→ Task goal: List every line in this data where the string "text" occurs.

══ The records

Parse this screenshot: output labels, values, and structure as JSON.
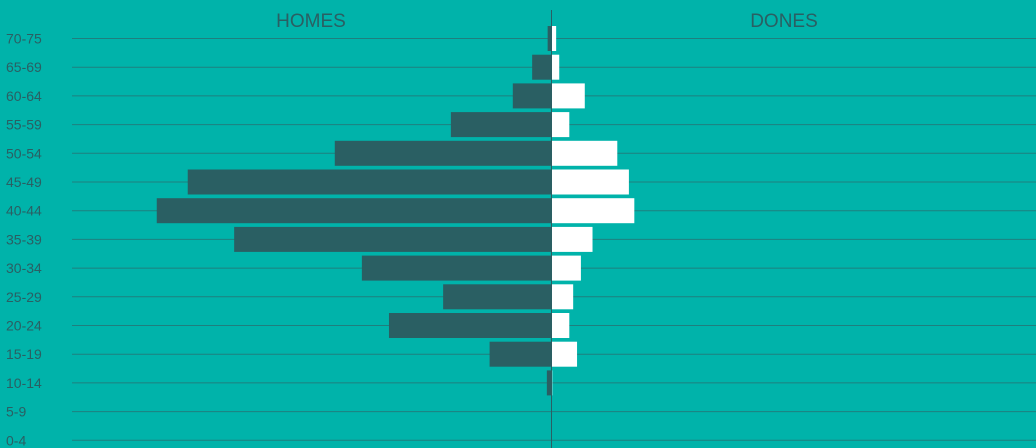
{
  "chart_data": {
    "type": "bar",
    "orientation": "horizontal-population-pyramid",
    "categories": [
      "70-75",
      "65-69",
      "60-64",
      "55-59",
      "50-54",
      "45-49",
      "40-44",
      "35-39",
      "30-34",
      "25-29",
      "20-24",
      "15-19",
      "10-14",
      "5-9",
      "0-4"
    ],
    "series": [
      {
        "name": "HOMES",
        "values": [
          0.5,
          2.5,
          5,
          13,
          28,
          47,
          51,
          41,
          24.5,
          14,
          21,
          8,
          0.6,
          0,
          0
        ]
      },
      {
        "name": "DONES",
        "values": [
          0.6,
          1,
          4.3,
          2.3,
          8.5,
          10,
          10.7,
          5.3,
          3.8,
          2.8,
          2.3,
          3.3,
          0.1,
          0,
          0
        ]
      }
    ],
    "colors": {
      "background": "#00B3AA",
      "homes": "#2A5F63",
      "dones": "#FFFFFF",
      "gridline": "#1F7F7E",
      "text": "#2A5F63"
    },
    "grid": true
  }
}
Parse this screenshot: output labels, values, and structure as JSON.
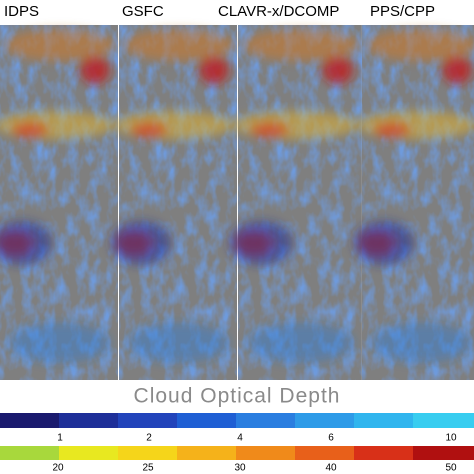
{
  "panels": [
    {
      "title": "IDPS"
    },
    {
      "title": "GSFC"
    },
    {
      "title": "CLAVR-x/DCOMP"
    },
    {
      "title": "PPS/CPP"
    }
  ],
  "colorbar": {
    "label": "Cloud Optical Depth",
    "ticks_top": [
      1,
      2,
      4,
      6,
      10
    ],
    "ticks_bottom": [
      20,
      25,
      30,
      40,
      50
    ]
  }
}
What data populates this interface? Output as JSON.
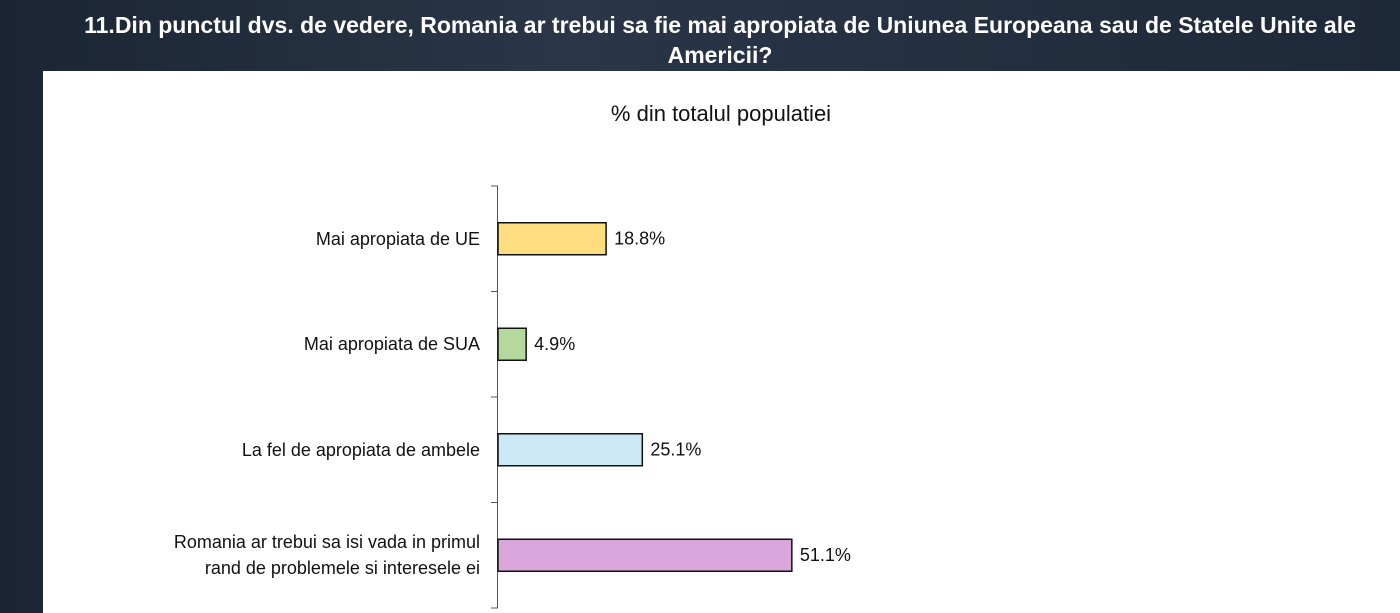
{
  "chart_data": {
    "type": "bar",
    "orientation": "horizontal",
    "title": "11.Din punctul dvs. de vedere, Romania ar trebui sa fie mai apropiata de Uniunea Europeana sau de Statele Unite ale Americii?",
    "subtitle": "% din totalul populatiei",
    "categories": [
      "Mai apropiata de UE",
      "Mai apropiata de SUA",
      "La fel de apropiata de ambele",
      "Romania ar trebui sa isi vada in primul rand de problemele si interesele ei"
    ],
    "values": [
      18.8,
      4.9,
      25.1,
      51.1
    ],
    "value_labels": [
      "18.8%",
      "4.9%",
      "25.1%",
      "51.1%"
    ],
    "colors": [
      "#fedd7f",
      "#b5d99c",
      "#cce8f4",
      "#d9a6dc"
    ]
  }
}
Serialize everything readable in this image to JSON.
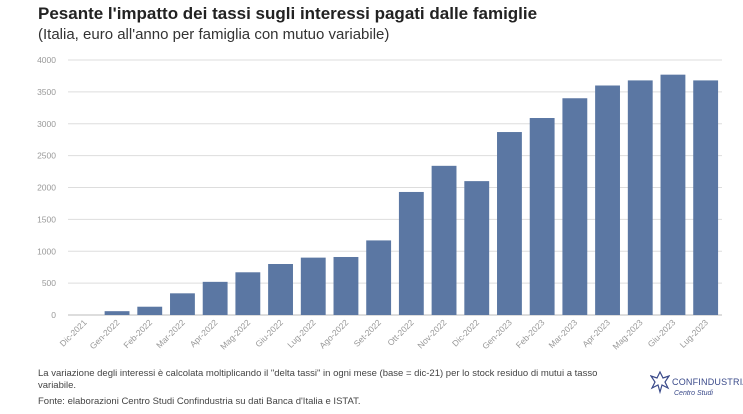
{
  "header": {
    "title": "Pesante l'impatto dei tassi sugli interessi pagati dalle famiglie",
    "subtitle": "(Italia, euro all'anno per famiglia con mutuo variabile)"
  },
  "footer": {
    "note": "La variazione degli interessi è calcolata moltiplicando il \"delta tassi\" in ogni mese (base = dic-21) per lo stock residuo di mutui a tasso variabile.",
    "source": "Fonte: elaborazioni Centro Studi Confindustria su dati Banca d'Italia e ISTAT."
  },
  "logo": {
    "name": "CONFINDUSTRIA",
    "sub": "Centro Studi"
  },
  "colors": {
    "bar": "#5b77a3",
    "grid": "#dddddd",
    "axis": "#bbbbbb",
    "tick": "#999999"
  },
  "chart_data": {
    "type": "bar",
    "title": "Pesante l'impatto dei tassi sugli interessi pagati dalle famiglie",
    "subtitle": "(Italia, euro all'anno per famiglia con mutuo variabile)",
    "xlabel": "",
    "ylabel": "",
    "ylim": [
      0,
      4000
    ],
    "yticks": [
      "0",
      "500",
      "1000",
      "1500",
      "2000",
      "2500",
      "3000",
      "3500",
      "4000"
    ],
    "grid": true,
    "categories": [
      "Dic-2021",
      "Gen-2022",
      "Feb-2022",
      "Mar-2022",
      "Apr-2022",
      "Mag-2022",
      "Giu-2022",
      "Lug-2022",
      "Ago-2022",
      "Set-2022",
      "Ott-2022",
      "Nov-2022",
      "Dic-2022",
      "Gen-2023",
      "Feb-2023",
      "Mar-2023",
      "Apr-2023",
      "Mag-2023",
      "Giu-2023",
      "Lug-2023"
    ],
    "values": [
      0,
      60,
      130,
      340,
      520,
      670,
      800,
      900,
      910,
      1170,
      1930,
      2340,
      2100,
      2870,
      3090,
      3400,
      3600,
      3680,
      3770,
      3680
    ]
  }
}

════
══ The records

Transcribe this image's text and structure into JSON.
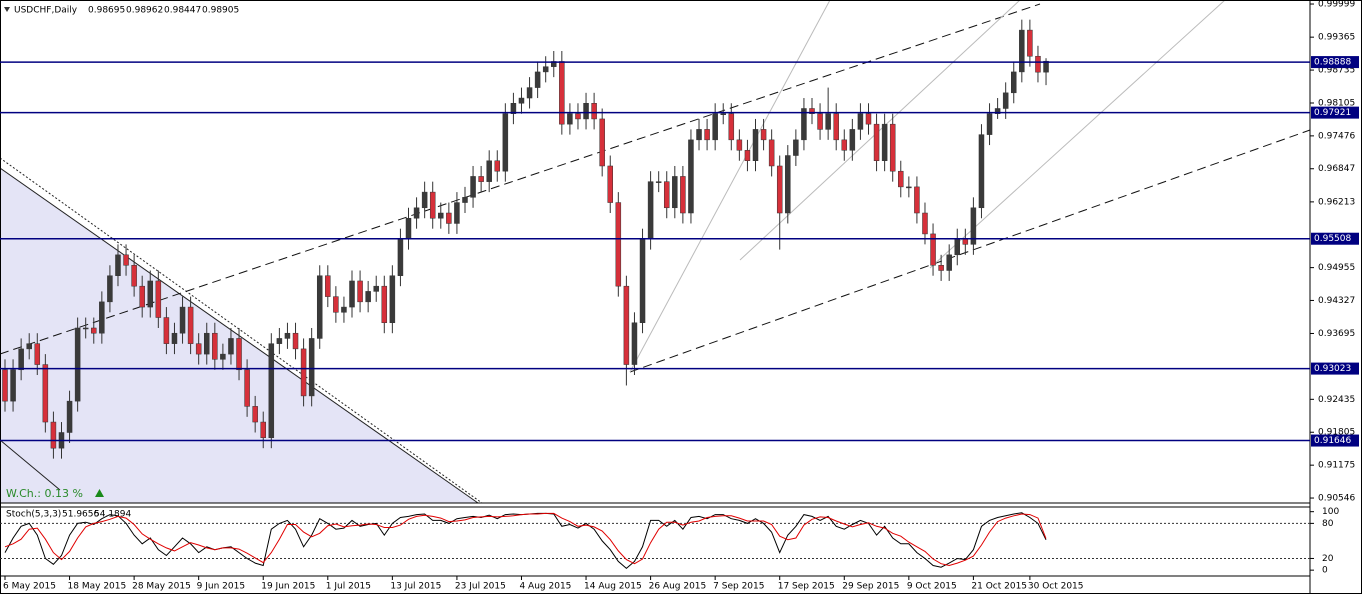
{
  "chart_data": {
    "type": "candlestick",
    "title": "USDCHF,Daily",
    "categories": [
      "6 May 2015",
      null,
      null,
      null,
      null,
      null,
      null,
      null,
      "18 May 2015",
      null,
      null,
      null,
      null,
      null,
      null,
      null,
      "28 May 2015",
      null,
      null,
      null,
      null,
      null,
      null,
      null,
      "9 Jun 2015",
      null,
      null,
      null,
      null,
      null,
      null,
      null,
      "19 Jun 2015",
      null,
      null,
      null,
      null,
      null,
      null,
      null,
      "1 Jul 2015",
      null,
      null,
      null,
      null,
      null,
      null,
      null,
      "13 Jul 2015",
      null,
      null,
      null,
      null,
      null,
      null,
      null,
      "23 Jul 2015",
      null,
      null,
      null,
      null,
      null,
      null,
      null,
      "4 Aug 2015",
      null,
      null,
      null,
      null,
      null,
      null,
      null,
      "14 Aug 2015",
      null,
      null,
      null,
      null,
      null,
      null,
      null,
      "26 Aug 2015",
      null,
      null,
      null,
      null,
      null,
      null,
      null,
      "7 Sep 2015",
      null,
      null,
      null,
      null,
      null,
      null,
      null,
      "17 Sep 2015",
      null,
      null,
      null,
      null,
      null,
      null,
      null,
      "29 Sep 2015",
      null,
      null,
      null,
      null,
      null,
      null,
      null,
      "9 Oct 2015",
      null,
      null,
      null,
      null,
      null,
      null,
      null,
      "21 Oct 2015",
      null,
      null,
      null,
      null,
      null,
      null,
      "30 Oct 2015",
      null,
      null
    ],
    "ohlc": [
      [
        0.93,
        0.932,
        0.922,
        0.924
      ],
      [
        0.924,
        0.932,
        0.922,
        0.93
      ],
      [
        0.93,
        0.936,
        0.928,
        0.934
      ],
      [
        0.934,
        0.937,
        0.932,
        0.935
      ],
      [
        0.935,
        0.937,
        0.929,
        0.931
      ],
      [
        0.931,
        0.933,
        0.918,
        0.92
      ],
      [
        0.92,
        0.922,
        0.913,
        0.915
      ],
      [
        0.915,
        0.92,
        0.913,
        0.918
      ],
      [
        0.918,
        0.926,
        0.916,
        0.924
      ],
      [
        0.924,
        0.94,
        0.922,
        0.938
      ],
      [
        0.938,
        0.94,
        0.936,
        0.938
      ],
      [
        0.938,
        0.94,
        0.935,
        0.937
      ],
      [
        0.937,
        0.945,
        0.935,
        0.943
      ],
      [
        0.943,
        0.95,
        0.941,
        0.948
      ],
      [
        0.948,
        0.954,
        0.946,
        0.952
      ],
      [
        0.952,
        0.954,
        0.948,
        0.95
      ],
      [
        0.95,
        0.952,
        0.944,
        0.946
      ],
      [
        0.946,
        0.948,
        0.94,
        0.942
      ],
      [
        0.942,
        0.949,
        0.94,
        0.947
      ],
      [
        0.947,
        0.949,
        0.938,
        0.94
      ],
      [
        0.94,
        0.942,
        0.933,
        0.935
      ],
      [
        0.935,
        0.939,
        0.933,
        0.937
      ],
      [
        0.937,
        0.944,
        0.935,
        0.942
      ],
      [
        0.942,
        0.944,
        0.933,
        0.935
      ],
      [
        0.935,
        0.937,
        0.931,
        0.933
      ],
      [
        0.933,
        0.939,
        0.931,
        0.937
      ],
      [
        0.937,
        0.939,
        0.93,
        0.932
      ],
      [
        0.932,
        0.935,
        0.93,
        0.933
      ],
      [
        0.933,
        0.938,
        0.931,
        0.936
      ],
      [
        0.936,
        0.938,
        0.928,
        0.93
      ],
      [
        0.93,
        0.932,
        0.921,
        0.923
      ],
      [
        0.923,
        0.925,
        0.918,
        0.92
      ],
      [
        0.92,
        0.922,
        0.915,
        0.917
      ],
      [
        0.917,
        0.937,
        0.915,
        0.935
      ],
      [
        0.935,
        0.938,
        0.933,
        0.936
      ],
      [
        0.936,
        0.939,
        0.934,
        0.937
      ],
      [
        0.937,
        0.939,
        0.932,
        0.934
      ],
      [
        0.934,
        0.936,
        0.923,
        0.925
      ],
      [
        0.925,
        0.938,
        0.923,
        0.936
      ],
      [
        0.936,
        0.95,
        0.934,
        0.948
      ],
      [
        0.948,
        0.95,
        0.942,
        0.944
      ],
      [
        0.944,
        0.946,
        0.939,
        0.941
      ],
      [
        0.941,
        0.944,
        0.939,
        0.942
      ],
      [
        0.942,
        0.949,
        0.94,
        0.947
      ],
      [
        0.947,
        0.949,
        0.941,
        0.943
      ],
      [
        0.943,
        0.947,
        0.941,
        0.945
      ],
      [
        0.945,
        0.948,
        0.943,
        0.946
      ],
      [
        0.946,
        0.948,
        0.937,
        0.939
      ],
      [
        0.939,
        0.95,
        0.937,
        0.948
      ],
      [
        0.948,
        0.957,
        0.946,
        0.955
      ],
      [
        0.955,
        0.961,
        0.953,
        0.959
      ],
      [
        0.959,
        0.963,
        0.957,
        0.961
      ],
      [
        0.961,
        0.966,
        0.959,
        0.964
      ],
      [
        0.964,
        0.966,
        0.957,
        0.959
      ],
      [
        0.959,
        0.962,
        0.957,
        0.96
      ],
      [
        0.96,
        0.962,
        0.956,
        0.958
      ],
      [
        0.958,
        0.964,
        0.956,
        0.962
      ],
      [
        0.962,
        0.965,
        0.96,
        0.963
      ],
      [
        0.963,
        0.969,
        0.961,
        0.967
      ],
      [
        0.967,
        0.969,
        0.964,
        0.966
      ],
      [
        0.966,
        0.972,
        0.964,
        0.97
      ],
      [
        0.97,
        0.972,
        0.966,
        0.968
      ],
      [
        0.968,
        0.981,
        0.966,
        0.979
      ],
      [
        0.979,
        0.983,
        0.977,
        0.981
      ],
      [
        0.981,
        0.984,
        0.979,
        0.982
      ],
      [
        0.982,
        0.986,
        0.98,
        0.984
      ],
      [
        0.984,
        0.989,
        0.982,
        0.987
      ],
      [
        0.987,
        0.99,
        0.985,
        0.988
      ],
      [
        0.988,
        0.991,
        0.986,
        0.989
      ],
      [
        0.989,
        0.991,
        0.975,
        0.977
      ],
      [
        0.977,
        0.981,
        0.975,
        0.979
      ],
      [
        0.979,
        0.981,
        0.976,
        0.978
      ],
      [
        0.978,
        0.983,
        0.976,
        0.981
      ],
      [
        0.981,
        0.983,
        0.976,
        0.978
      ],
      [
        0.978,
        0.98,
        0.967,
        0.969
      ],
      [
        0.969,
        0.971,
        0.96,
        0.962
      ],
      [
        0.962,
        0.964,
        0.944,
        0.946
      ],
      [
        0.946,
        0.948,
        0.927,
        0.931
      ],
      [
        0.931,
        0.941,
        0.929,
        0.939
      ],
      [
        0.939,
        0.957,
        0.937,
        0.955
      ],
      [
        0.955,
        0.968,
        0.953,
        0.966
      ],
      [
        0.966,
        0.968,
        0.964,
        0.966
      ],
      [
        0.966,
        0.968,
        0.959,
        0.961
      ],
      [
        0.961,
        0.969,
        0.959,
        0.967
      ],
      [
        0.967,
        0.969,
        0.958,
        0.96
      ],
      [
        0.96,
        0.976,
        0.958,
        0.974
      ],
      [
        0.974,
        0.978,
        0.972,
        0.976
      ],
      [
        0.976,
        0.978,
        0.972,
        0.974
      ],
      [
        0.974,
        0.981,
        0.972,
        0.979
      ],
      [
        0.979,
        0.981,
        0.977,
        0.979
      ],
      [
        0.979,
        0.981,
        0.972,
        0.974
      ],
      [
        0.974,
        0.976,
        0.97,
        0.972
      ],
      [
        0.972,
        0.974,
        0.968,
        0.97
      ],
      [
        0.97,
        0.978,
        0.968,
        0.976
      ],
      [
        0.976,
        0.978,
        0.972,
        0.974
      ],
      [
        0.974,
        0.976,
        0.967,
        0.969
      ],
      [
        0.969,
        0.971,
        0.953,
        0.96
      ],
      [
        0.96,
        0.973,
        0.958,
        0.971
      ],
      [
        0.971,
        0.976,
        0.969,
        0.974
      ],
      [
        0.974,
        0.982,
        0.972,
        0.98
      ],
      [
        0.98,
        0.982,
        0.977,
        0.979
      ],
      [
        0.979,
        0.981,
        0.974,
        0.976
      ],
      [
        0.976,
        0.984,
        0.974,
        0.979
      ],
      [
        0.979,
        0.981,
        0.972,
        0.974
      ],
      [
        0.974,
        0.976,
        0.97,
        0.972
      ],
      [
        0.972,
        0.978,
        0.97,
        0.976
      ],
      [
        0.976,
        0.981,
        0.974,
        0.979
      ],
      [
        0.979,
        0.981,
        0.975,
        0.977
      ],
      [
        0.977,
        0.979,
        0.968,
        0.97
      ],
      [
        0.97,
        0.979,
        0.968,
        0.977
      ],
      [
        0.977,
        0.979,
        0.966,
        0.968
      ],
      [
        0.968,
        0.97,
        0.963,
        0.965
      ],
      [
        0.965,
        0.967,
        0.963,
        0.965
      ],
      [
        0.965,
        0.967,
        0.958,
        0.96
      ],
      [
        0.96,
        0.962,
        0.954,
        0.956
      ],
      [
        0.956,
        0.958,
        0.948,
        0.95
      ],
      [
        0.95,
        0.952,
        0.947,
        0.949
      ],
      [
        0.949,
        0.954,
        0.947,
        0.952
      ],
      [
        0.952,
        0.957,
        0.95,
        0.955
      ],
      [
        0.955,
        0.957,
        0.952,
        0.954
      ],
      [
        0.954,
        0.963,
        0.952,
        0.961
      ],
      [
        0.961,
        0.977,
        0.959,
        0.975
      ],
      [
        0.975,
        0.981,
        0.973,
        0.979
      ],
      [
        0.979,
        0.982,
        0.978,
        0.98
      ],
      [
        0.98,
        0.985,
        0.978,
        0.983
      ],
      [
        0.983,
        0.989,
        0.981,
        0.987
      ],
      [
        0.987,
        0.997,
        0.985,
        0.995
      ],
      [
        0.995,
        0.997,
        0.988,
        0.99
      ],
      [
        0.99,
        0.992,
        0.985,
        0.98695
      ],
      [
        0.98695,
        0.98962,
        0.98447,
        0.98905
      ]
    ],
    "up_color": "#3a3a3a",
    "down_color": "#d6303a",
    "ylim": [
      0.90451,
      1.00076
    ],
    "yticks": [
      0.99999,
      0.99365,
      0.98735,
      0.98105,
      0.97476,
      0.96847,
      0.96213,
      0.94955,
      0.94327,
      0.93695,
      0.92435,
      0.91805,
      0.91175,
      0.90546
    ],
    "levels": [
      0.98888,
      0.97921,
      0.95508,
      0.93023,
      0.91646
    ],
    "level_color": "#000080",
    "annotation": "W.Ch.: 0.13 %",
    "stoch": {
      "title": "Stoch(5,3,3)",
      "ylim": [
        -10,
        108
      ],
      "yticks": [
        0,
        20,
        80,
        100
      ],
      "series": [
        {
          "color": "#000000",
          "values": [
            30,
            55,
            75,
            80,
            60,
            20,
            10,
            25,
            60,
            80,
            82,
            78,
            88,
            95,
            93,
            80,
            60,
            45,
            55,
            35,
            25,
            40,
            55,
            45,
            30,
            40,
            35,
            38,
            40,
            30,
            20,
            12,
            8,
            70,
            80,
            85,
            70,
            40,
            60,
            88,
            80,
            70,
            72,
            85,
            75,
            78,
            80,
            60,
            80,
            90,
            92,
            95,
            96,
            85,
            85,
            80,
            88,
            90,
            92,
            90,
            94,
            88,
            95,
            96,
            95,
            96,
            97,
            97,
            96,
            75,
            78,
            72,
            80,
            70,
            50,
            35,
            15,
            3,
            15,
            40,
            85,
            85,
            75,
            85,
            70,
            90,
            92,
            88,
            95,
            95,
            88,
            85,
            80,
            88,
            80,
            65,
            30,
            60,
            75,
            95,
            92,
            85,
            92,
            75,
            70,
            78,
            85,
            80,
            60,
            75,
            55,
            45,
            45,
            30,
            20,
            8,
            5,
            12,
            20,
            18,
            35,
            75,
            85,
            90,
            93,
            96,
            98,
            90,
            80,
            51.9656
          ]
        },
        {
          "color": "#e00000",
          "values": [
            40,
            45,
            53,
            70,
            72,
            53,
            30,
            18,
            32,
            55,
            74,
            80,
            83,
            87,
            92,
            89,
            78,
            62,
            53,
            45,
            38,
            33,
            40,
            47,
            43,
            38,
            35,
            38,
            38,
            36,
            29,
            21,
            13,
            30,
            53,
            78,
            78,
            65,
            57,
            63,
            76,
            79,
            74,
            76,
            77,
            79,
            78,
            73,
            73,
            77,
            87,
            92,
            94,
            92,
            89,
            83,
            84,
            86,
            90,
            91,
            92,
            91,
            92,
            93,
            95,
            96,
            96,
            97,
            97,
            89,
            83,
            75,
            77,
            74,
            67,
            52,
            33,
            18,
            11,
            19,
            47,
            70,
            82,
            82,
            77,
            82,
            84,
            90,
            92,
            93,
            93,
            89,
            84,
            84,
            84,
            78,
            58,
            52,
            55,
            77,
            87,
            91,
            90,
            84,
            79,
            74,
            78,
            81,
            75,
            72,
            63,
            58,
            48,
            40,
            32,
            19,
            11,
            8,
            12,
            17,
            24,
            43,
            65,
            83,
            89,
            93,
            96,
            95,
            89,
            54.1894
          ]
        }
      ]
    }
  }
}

════
══ The records

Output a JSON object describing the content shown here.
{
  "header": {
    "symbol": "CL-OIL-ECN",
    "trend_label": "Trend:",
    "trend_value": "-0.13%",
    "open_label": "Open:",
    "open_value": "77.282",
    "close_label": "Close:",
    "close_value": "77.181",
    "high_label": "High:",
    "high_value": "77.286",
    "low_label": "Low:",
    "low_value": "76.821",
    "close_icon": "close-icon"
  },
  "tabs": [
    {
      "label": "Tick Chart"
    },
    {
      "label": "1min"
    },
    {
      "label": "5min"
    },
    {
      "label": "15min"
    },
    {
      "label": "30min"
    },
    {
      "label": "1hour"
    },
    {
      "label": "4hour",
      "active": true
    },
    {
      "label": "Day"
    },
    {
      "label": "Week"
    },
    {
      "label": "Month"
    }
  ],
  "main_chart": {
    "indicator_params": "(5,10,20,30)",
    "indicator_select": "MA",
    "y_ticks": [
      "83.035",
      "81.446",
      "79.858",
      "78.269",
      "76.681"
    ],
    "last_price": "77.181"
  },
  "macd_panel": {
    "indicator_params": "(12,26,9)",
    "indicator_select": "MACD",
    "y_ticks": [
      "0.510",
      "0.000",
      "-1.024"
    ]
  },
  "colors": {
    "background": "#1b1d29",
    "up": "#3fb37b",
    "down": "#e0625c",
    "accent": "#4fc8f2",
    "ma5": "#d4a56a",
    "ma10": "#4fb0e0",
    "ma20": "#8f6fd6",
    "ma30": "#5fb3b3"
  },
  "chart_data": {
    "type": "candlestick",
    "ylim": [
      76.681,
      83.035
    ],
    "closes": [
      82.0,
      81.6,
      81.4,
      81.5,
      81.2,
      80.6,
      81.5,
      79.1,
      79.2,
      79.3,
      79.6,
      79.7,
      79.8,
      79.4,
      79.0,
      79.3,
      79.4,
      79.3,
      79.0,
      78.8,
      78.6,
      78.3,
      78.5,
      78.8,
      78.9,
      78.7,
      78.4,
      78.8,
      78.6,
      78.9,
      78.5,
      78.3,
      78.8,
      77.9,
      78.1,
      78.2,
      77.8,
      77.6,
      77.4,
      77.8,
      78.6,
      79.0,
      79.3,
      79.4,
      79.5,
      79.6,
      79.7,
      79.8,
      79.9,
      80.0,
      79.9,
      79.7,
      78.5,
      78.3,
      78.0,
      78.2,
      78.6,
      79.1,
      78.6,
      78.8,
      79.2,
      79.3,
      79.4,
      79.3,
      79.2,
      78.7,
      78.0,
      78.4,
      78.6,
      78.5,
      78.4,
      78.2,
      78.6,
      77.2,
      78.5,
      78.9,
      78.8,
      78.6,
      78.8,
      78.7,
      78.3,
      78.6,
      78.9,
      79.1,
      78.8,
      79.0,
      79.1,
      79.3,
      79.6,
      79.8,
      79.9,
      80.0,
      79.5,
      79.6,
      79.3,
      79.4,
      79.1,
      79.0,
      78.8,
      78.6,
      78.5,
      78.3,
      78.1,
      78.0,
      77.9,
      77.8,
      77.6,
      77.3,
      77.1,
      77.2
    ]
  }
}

════

→ Task answer:
      "text": "#2A5F63"
Transcribe this image's text and structure into JSON.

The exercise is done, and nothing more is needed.